Records from a data source
---+---

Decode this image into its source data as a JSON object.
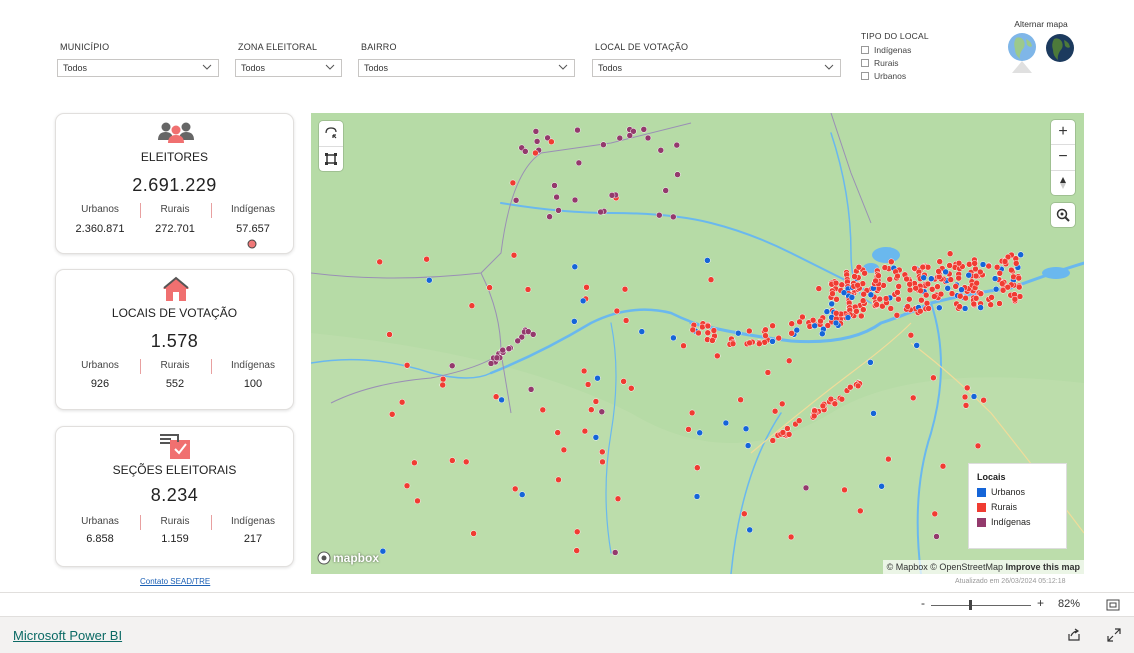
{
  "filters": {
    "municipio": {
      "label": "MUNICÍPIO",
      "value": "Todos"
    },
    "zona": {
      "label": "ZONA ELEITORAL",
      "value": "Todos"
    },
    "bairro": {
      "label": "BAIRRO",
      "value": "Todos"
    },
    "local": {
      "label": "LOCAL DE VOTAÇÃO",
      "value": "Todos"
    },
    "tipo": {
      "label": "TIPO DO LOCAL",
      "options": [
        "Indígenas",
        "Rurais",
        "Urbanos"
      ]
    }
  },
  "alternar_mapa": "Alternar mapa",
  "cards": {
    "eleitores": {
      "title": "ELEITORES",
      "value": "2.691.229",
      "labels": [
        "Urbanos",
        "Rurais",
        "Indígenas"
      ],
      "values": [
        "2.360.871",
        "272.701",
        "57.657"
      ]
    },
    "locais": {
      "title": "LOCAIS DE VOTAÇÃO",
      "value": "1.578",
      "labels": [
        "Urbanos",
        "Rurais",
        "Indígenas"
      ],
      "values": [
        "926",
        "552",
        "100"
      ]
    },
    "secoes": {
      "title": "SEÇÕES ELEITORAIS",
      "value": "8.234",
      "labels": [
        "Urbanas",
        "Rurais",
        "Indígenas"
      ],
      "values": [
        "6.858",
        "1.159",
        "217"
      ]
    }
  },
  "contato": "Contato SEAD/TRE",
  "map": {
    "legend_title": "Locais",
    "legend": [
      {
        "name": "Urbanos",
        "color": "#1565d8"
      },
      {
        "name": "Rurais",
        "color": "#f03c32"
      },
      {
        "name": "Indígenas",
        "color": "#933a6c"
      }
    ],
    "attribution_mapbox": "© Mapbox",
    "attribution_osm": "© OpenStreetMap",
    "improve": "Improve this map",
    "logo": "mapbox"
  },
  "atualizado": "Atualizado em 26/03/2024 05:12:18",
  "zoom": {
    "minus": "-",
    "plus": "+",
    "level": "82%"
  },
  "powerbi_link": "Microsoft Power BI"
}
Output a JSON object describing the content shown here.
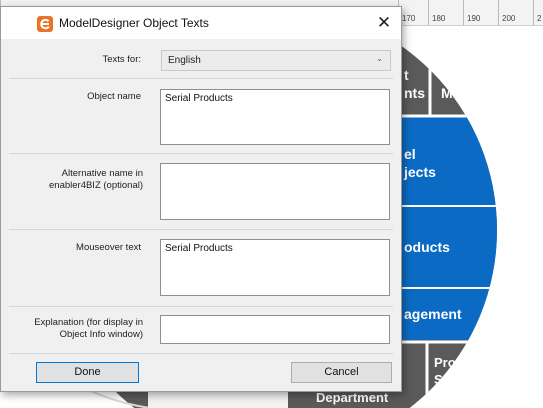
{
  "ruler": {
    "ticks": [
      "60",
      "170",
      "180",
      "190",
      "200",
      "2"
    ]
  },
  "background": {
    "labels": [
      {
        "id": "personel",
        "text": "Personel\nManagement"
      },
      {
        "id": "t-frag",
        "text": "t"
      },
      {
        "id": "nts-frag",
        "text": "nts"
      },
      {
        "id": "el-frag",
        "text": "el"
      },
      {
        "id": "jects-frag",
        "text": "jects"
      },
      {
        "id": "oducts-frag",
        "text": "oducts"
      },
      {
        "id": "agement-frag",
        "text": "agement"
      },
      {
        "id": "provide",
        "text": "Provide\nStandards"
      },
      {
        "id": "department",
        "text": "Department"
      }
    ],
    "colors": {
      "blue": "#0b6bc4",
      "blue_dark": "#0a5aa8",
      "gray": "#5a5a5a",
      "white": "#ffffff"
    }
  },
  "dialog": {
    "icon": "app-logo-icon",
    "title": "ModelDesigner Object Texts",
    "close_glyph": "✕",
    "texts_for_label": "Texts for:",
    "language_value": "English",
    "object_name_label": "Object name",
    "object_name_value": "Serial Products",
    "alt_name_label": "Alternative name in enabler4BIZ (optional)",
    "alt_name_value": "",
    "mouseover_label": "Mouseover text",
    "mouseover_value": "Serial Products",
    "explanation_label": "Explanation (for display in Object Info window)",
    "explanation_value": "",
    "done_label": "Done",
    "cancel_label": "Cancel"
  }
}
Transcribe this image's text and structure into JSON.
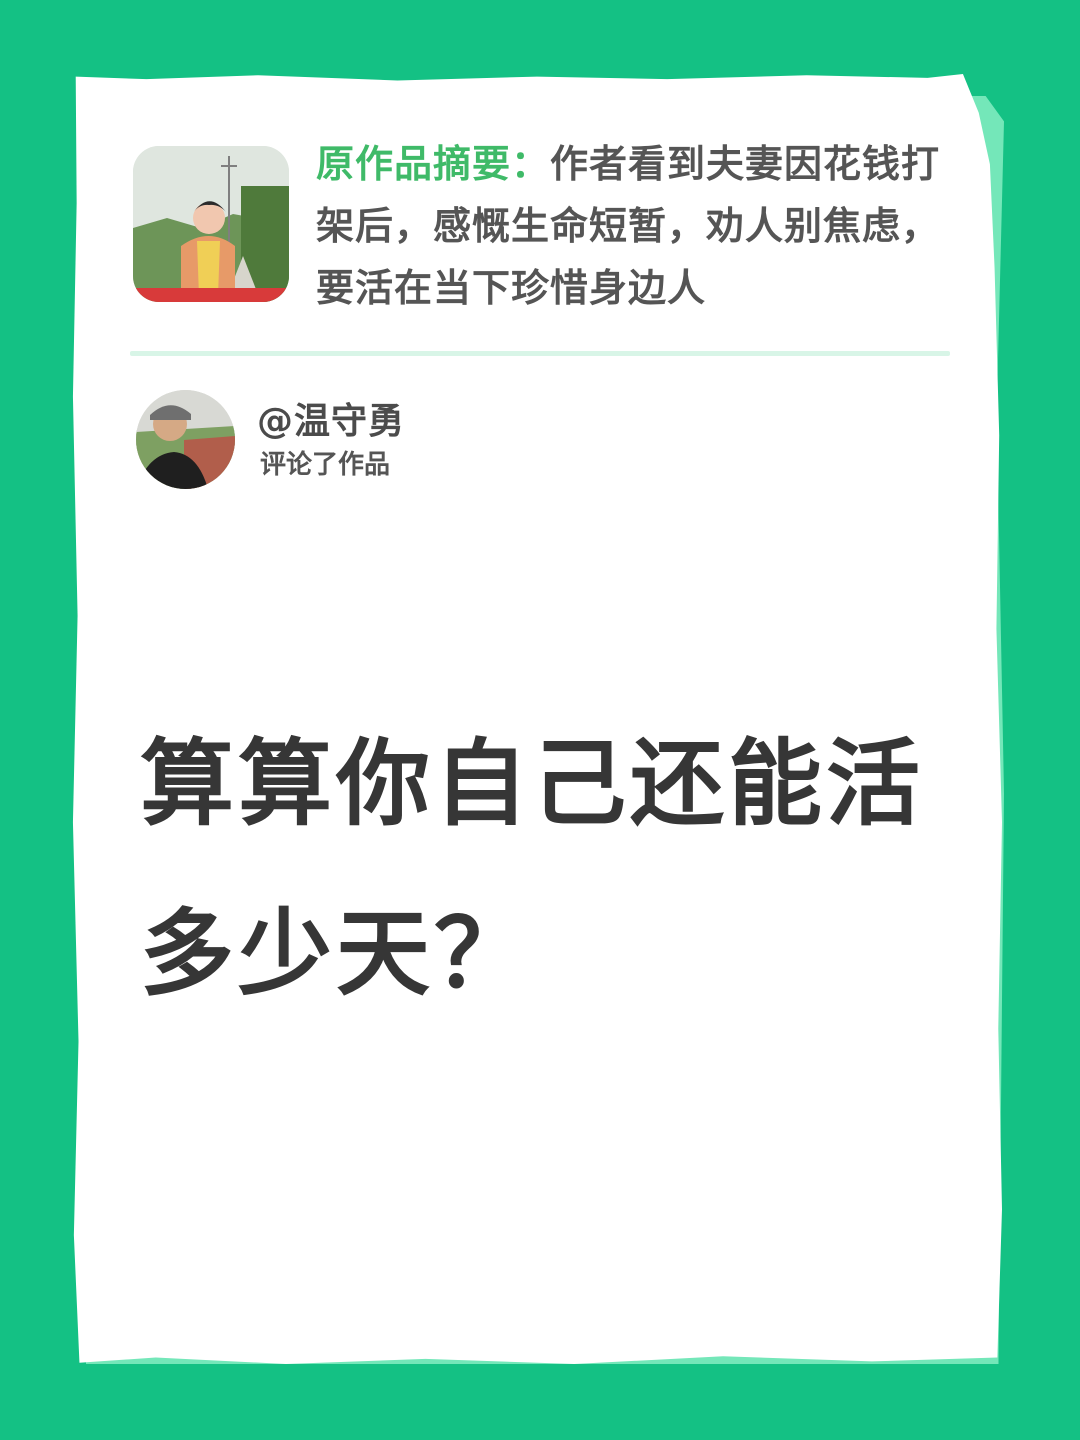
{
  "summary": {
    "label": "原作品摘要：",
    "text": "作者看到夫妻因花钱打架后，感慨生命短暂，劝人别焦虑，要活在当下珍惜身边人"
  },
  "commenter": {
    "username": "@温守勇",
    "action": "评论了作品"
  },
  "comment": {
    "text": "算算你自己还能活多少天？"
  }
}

---+---

— Problem —
Set down all the entries exactly as they appear, but skip any pictures.

— Result for this task —
Decode this image into its source data as a JSON object.
{
  "filters": {
    "municipio": {
      "label": "MUNICÍPIO",
      "value": "Todos"
    },
    "zona": {
      "label": "ZONA ELEITORAL",
      "value": "Todos"
    },
    "bairro": {
      "label": "BAIRRO",
      "value": "Todos"
    },
    "local": {
      "label": "LOCAL DE VOTAÇÃO",
      "value": "Todos"
    },
    "tipo": {
      "label": "TIPO DO LOCAL",
      "options": [
        "Indígenas",
        "Rurais",
        "Urbanos"
      ]
    }
  },
  "alternar_mapa": "Alternar mapa",
  "cards": {
    "eleitores": {
      "title": "ELEITORES",
      "value": "2.691.229",
      "labels": [
        "Urbanos",
        "Rurais",
        "Indígenas"
      ],
      "values": [
        "2.360.871",
        "272.701",
        "57.657"
      ]
    },
    "locais": {
      "title": "LOCAIS DE VOTAÇÃO",
      "value": "1.578",
      "labels": [
        "Urbanos",
        "Rurais",
        "Indígenas"
      ],
      "values": [
        "926",
        "552",
        "100"
      ]
    },
    "secoes": {
      "title": "SEÇÕES ELEITORAIS",
      "value": "8.234",
      "labels": [
        "Urbanas",
        "Rurais",
        "Indígenas"
      ],
      "values": [
        "6.858",
        "1.159",
        "217"
      ]
    }
  },
  "contato": "Contato SEAD/TRE",
  "map": {
    "legend_title": "Locais",
    "legend": [
      {
        "name": "Urbanos",
        "color": "#1565d8"
      },
      {
        "name": "Rurais",
        "color": "#f03c32"
      },
      {
        "name": "Indígenas",
        "color": "#933a6c"
      }
    ],
    "attribution_mapbox": "© Mapbox",
    "attribution_osm": "© OpenStreetMap",
    "improve": "Improve this map",
    "logo": "mapbox"
  },
  "atualizado": "Atualizado em 26/03/2024 05:12:18",
  "zoom": {
    "minus": "-",
    "plus": "+",
    "level": "82%"
  },
  "powerbi_link": "Microsoft Power BI"
}
Output a JSON object describing the content shown here.
{
  "ruler": {
    "ticks": [
      "60",
      "170",
      "180",
      "190",
      "200",
      "2"
    ]
  },
  "background": {
    "labels": [
      {
        "id": "personel",
        "text": "Personel\nManagement"
      },
      {
        "id": "t-frag",
        "text": "t"
      },
      {
        "id": "nts-frag",
        "text": "nts"
      },
      {
        "id": "el-frag",
        "text": "el"
      },
      {
        "id": "jects-frag",
        "text": "jects"
      },
      {
        "id": "oducts-frag",
        "text": "oducts"
      },
      {
        "id": "agement-frag",
        "text": "agement"
      },
      {
        "id": "provide",
        "text": "Provide\nStandards"
      },
      {
        "id": "department",
        "text": "Department"
      }
    ],
    "colors": {
      "blue": "#0b6bc4",
      "blue_dark": "#0a5aa8",
      "gray": "#5a5a5a",
      "white": "#ffffff"
    }
  },
  "dialog": {
    "icon": "app-logo-icon",
    "title": "ModelDesigner Object Texts",
    "close_glyph": "✕",
    "texts_for_label": "Texts for:",
    "language_value": "English",
    "object_name_label": "Object name",
    "object_name_value": "Serial Products",
    "alt_name_label": "Alternative name in enabler4BIZ (optional)",
    "alt_name_value": "",
    "mouseover_label": "Mouseover text",
    "mouseover_value": "Serial Products",
    "explanation_label": "Explanation (for display in Object Info window)",
    "explanation_value": "",
    "done_label": "Done",
    "cancel_label": "Cancel"
  }
}
Transcribe this image's text and structure into JSON.
{
  "summary": {
    "label": "原作品摘要：",
    "text": "作者看到夫妻因花钱打架后，感慨生命短暂，劝人别焦虑，要活在当下珍惜身边人"
  },
  "commenter": {
    "username": "@温守勇",
    "action": "评论了作品"
  },
  "comment": {
    "text": "算算你自己还能活多少天？"
  }
}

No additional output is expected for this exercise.